Objective :: Note each line that includes the word "Populations". Copy those lines.

━━━━━━━━━━

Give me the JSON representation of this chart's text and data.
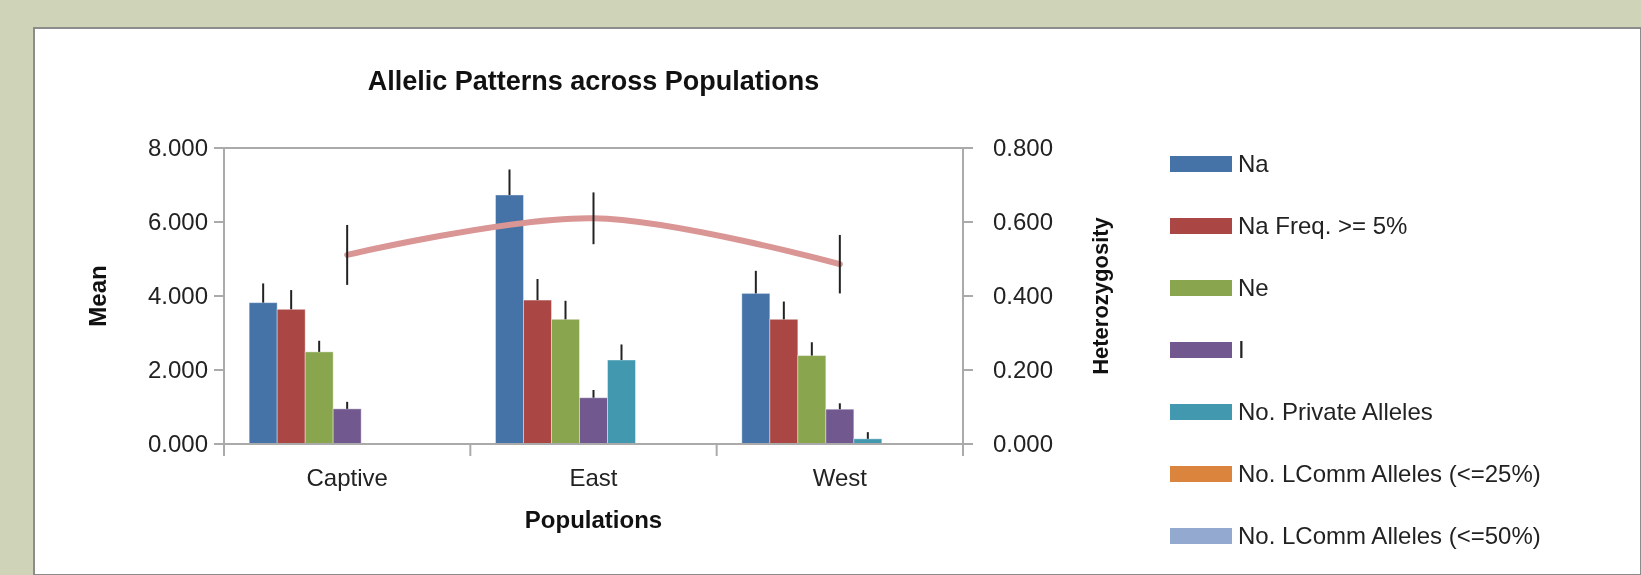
{
  "chart_data": {
    "type": "bar",
    "title": "Allelic Patterns across Populations",
    "xlabel": "Populations",
    "ylabel": "Mean",
    "y2label": "Heterozygosity",
    "categories": [
      "Captive",
      "East",
      "West"
    ],
    "series": [
      {
        "name": "Na",
        "color": "#4572a7",
        "values": [
          3.82,
          6.73,
          4.07
        ],
        "errors": [
          0.52,
          0.69,
          0.61
        ]
      },
      {
        "name": "Na Freq. >= 5%",
        "color": "#aa4643",
        "values": [
          3.64,
          3.89,
          3.37
        ],
        "errors": [
          0.52,
          0.57,
          0.48
        ]
      },
      {
        "name": "Ne",
        "color": "#89a54e",
        "values": [
          2.49,
          3.37,
          2.39
        ],
        "errors": [
          0.3,
          0.5,
          0.36
        ]
      },
      {
        "name": "I",
        "color": "#71588f",
        "values": [
          0.95,
          1.25,
          0.94
        ],
        "errors": [
          0.19,
          0.21,
          0.16
        ]
      },
      {
        "name": "No. Private Alleles",
        "color": "#4198af",
        "values": [
          null,
          2.27,
          0.14
        ],
        "errors": [
          null,
          0.42,
          0.18
        ]
      },
      {
        "name": "No. LComm Alleles (<=25%)",
        "color": "#db843d",
        "values": [
          null,
          null,
          null
        ]
      },
      {
        "name": "No. LComm Alleles (<=50%)",
        "color": "#93a9cf",
        "values": [
          null,
          null,
          null
        ]
      },
      {
        "type": "line",
        "axis": "y2",
        "color": "#d99694",
        "values": [
          0.511,
          0.61,
          0.486
        ],
        "errors": [
          0.081,
          0.07,
          0.079
        ]
      }
    ],
    "ylim": [
      0,
      8
    ],
    "yticks": [
      {
        "value": 0,
        "label": "0.000"
      },
      {
        "value": 2,
        "label": "2.000"
      },
      {
        "value": 4,
        "label": "4.000"
      },
      {
        "value": 6,
        "label": "6.000"
      },
      {
        "value": 8,
        "label": "8.000"
      }
    ],
    "y2lim": [
      0,
      0.8
    ],
    "y2ticks": [
      {
        "value": 0,
        "label": "0.000"
      },
      {
        "value": 0.2,
        "label": "0.200"
      },
      {
        "value": 0.4,
        "label": "0.400"
      },
      {
        "value": 0.6,
        "label": "0.600"
      },
      {
        "value": 0.8,
        "label": "0.800"
      }
    ],
    "legend": "right",
    "grid": false
  }
}
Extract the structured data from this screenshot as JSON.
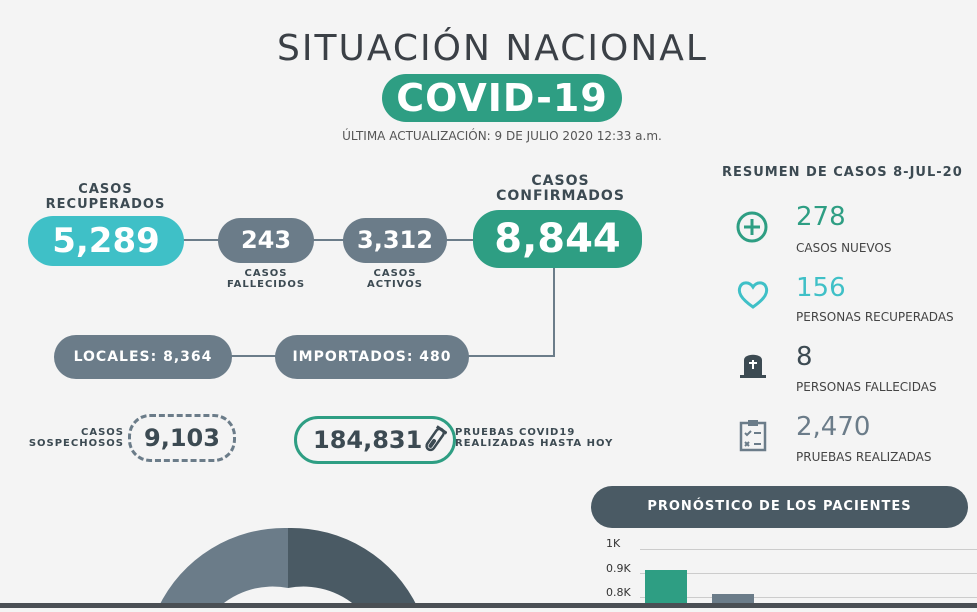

━━━━━━━━━━

Result of this task ::
    "title": "Allelic Patterns across Populations",
    "xlabel": "Populations",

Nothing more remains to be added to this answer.